Stored data entries
——

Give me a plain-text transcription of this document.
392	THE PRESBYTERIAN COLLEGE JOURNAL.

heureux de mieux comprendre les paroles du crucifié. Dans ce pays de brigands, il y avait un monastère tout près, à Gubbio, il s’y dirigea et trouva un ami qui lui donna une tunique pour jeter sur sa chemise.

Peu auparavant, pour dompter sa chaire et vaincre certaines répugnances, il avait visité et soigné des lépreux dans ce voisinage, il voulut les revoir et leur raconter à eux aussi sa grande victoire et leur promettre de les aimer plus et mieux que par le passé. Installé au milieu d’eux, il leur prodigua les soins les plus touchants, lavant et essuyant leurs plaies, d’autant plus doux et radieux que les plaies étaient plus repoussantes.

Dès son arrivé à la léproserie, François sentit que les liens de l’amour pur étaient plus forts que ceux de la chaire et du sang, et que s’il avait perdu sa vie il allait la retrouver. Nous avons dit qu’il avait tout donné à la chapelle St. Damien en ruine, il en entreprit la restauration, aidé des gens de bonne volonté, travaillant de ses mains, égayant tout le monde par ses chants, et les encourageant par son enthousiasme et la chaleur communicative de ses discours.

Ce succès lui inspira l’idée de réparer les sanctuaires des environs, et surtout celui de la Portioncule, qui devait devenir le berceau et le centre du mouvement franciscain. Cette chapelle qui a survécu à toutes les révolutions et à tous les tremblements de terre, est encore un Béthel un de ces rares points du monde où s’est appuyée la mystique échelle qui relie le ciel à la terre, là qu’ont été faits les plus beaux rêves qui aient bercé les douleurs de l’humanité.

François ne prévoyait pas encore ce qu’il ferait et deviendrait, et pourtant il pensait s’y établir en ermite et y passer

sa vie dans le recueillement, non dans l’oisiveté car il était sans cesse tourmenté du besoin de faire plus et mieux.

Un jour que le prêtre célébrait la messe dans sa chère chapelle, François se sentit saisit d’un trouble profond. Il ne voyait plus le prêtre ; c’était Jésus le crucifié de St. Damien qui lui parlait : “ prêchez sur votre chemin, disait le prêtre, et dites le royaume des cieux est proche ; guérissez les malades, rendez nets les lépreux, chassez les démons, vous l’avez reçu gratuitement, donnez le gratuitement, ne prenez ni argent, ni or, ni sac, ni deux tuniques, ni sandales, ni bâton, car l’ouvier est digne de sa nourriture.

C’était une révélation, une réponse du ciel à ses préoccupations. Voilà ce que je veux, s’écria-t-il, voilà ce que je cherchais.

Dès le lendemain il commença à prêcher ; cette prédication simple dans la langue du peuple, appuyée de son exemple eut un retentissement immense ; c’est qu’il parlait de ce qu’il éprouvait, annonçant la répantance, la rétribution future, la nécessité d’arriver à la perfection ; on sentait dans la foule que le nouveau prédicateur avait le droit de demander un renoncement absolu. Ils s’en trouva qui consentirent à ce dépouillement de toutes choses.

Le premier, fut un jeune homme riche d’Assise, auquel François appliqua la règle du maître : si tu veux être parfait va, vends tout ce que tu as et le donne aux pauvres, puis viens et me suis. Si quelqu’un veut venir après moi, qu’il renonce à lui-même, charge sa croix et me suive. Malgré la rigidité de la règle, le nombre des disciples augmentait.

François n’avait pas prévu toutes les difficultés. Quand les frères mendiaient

——

> _WRITTEN TASK_: Set all of the records down again, exactly as they stand.

> _SOLUTION TO THIS EXERCISE_:
Give me a plain-text transcription of this document.
392	THE PRESBYTERIAN COLLEGE JOURNAL.

heureux de mieux comprendre les paroles du crucifié. Dans ce pays de brigands, il y avait un monastère tout près, à Gubbio, il s’y dirigea et trouva un ami qui lui donna une tunique pour jeter sur sa chemise.

Peu auparavant, pour dompter sa chaire et vaincre certaines répugnances, il avait visité et soigné des lépreux dans ce voisinage, il voulut les revoir et leur raconter à eux aussi sa grande victoire et leur promettre de les aimer plus et mieux que par le passé. Installé au milieu d’eux, il leur prodigua les soins les plus touchants, lavant et essuyant leurs plaies, d’autant plus doux et radieux que les plaies étaient plus repoussantes.

Dès son arrivé à la léproserie, François sentit que les liens de l’amour pur étaient plus forts que ceux de la chaire et du sang, et que s’il avait perdu sa vie il allait la retrouver. Nous avons dit qu’il avait tout donné à la chapelle St. Damien en ruine, il en entreprit la restauration, aidé des gens de bonne volonté, travaillant de ses mains, égayant tout le monde par ses chants, et les encourageant par son enthousiasme et la chaleur communicative de ses discours.

Ce succès lui inspira l’idée de réparer les sanctuaires des environs, et surtout celui de la Portioncule, qui devait devenir le berceau et le centre du mouvement franciscain. Cette chapelle qui a survécu à toutes les révolutions et à tous les tremblements de terre, est encore un Béthel un de ces rares points du monde où s’est appuyée la mystique échelle qui relie le ciel à la terre, là qu’ont été faits les plus beaux rêves qui aient bercé les douleurs de l’humanité.

François ne prévoyait pas encore ce qu’il ferait et deviendrait, et pourtant il pensait s’y établir en ermite et y passer

sa vie dans le recueillement, non dans l’oisiveté car il était sans cesse tourmenté du besoin de faire plus et mieux.

Un jour que le prêtre célébrait la messe dans sa chère chapelle, François se sentit saisit d’un trouble profond. Il ne voyait plus le prêtre ; c’était Jésus le crucifié de St. Damien qui lui parlait : “ prêchez sur votre chemin, disait le prêtre, et dites le royaume des cieux est proche ; guérissez les malades, rendez nets les lépreux, chassez les démons, vous l’avez reçu gratuitement, donnez le gratuitement, ne prenez ni argent, ni or, ni sac, ni deux tuniques, ni sandales, ni bâton, car l’ouvier est digne de sa nourriture.

C’était une révélation, une réponse du ciel à ses préoccupations. Voilà ce que je veux, s’écria-t-il, voilà ce que je cherchais.

Dès le lendemain il commença à prêcher ; cette prédication simple dans la langue du peuple, appuyée de son exemple eut un retentissement immense ; c’est qu’il parlait de ce qu’il éprouvait, annonçant la répantance, la rétribution future, la nécessité d’arriver à la perfection ; on sentait dans la foule que le nouveau prédicateur avait le droit de demander un renoncement absolu. Ils s’en trouva qui consentirent à ce dépouillement de toutes choses.

Le premier, fut un jeune homme riche d’Assise, auquel François appliqua la règle du maître : si tu veux être parfait va, vends tout ce que tu as et le donne aux pauvres, puis viens et me suis. Si quelqu’un veut venir après moi, qu’il renonce à lui-même, charge sa croix et me suive. Malgré la rigidité de la règle, le nombre des disciples augmentait.

François n’avait pas prévu toutes les difficultés. Quand les frères mendiaient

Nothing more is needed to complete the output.